**Objective**
Leave out the pictures and repeat everything else in the records exactly.

** BEGIN **

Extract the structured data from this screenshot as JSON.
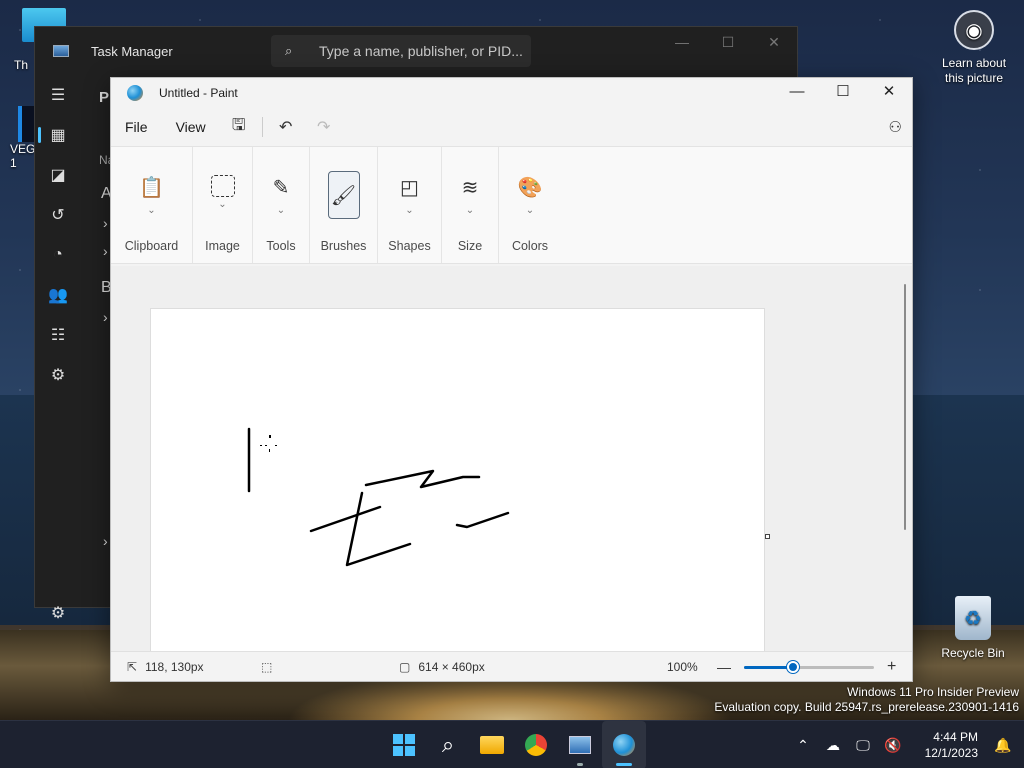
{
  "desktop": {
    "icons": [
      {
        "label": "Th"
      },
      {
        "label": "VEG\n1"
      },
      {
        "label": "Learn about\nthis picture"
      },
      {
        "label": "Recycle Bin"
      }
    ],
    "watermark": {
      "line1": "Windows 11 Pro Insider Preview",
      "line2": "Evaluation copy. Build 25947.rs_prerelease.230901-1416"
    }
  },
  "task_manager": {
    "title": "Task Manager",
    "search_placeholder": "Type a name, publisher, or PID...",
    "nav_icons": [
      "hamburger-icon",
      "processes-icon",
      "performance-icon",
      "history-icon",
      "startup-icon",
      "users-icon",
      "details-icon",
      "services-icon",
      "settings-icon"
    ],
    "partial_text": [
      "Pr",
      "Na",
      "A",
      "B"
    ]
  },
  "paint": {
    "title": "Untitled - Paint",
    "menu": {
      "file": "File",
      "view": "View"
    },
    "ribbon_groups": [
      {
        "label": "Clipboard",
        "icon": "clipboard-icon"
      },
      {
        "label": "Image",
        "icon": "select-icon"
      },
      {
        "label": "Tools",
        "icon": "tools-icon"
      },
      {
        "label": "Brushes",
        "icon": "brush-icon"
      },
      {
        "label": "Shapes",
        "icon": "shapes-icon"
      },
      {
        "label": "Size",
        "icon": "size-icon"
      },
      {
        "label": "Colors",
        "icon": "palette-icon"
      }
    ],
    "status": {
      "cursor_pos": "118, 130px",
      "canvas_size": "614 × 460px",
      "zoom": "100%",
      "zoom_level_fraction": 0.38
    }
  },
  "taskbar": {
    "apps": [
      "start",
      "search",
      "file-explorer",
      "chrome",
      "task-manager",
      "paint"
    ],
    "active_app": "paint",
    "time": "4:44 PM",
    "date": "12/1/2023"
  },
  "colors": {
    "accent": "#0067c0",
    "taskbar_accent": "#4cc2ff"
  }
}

** END **

**Written solution**
Extract the structured data from this screenshot as JSON.
{
  "desktop": {
    "icons": [
      {
        "label": "Th"
      },
      {
        "label": "VEG\n1"
      },
      {
        "label": "Learn about\nthis picture"
      },
      {
        "label": "Recycle Bin"
      }
    ],
    "watermark": {
      "line1": "Windows 11 Pro Insider Preview",
      "line2": "Evaluation copy. Build 25947.rs_prerelease.230901-1416"
    }
  },
  "task_manager": {
    "title": "Task Manager",
    "search_placeholder": "Type a name, publisher, or PID...",
    "nav_icons": [
      "hamburger-icon",
      "processes-icon",
      "performance-icon",
      "history-icon",
      "startup-icon",
      "users-icon",
      "details-icon",
      "services-icon",
      "settings-icon"
    ],
    "partial_text": [
      "Pr",
      "Na",
      "A",
      "B"
    ]
  },
  "paint": {
    "title": "Untitled - Paint",
    "menu": {
      "file": "File",
      "view": "View"
    },
    "ribbon_groups": [
      {
        "label": "Clipboard",
        "icon": "clipboard-icon"
      },
      {
        "label": "Image",
        "icon": "select-icon"
      },
      {
        "label": "Tools",
        "icon": "tools-icon"
      },
      {
        "label": "Brushes",
        "icon": "brush-icon"
      },
      {
        "label": "Shapes",
        "icon": "shapes-icon"
      },
      {
        "label": "Size",
        "icon": "size-icon"
      },
      {
        "label": "Colors",
        "icon": "palette-icon"
      }
    ],
    "status": {
      "cursor_pos": "118, 130px",
      "canvas_size": "614 × 460px",
      "zoom": "100%",
      "zoom_level_fraction": 0.38
    }
  },
  "taskbar": {
    "apps": [
      "start",
      "search",
      "file-explorer",
      "chrome",
      "task-manager",
      "paint"
    ],
    "active_app": "paint",
    "time": "4:44 PM",
    "date": "12/1/2023"
  },
  "colors": {
    "accent": "#0067c0",
    "taskbar_accent": "#4cc2ff"
  }
}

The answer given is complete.